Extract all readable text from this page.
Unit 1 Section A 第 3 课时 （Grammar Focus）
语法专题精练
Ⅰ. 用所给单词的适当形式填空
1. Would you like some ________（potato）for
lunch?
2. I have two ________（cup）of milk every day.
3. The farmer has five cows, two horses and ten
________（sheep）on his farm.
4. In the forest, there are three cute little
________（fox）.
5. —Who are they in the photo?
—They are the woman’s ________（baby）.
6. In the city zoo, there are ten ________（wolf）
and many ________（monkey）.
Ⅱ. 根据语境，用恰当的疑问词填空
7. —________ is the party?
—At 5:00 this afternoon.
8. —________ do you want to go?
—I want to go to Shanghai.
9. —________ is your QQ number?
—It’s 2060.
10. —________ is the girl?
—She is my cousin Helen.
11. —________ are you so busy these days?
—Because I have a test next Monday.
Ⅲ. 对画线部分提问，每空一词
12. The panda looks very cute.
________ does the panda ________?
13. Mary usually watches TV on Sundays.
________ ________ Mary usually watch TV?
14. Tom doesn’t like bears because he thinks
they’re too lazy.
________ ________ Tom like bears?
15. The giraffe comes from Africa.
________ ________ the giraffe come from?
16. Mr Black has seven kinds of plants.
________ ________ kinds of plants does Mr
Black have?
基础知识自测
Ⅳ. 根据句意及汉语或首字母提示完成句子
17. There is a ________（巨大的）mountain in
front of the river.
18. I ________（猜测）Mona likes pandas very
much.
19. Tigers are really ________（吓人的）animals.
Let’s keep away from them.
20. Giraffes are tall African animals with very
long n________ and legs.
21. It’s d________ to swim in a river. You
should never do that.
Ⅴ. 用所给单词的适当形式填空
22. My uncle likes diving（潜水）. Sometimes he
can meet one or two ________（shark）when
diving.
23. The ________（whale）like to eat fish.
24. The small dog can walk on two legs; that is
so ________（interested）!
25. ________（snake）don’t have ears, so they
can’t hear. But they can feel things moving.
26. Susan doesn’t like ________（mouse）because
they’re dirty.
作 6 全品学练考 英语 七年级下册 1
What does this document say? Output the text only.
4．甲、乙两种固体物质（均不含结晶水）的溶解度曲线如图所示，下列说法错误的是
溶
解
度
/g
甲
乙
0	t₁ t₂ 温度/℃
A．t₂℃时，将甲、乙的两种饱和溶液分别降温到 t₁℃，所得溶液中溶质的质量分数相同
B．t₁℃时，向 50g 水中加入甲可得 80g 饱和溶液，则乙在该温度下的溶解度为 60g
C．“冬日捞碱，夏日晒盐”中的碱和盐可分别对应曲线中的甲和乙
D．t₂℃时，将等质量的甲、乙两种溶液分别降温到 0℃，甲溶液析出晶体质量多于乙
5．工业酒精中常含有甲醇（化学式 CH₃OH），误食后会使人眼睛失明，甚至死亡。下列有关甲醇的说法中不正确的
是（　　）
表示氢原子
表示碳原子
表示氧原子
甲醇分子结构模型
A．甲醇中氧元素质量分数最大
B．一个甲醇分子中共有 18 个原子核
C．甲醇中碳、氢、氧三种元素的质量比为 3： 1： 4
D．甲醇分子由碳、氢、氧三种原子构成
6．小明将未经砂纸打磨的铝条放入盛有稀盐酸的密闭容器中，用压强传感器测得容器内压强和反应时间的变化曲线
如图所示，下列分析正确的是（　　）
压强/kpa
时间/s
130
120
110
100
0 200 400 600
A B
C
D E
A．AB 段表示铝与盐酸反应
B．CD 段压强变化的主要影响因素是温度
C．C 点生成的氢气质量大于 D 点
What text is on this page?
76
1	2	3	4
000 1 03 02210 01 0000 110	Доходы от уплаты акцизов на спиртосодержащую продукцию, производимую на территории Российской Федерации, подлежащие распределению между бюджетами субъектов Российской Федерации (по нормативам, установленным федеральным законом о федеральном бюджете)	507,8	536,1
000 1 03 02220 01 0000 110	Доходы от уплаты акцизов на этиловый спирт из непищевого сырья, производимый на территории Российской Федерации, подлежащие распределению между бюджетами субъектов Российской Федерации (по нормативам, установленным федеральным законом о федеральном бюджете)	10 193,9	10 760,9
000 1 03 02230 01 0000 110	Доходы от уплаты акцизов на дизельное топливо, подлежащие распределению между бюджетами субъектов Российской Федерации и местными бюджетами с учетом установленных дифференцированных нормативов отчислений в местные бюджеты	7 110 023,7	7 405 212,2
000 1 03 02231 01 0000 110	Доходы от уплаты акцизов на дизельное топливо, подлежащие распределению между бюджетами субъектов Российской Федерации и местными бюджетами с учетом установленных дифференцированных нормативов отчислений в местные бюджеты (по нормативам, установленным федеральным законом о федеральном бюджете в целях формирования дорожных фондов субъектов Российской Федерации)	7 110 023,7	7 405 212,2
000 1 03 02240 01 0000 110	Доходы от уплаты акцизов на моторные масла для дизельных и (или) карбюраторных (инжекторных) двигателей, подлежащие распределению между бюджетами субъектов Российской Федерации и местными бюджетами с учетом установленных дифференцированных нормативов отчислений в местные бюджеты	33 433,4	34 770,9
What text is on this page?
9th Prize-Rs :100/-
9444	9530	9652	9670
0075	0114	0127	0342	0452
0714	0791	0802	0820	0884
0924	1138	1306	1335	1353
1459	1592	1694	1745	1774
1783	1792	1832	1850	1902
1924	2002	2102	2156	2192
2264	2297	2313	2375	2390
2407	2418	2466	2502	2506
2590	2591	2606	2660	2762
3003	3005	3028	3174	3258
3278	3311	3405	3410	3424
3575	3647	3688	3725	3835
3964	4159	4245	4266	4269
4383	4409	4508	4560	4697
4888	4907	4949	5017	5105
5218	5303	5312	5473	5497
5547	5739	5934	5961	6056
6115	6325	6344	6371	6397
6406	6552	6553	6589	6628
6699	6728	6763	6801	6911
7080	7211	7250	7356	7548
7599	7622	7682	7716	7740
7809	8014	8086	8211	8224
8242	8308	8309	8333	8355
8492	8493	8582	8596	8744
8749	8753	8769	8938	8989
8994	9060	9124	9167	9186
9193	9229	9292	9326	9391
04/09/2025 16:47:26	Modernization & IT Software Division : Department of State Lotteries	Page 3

- - -

DESCRIPTION OF THE TASK> Reproduce each line of the entries in which the word "Mary" is found.

EXERCISE OUTPUT>
13. Mary usually watches TV on Sundays.
________ ________ Mary usually watch TV?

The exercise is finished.